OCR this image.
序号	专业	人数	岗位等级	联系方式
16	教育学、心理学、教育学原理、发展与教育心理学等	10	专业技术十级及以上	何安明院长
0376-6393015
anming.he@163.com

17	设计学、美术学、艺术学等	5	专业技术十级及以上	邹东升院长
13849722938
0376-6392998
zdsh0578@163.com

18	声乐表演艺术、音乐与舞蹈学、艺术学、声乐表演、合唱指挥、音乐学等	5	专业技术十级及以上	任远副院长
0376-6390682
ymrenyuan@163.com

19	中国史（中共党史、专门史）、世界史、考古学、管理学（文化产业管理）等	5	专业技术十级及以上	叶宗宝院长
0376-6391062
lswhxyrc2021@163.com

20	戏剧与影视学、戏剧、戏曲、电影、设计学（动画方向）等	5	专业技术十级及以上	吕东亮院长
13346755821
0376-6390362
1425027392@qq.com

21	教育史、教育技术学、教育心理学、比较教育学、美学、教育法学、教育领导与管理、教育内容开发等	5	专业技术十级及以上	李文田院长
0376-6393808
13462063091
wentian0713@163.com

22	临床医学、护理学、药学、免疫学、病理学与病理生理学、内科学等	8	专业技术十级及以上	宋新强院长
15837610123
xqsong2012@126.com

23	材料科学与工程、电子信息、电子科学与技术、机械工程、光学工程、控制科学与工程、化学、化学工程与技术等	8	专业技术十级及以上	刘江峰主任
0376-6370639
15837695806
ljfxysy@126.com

» **WHAT IS NEEDED**:
Pick out all lines containing the string "专业技术十级及以上".

» **CORRECT ANSWER**:
16	教育学、心理学、教育学原理、发展与教育心理学等	10	专业技术十级及以上	何安明院长
17	设计学、美术学、艺术学等	5	专业技术十级及以上	邹东升院长
18	声乐表演艺术、音乐与舞蹈学、艺术学、声乐表演、合唱指挥、音乐学等	5	专业技术十级及以上	任远副院长
19	中国史（中共党史、专门史）、世界史、考古学、管理学（文化产业管理）等	5	专业技术十级及以上	叶宗宝院长
20	戏剧与影视学、戏剧、戏曲、电影、设计学（动画方向）等	5	专业技术十级及以上	吕东亮院长
21	教育史、教育技术学、教育心理学、比较教育学、美学、教育法学、教育领导与管理、教育内容开发等	5	专业技术十级及以上	李文田院长
22	临床医学、护理学、药学、免疫学、病理学与病理生理学、内科学等	8	专业技术十级及以上	宋新强院长
23	材料科学与工程、电子信息、电子科学与技术、机械工程、光学工程、控制科学与工程、化学、化学工程与技术等	8	专业技术十级及以上	刘江峰主任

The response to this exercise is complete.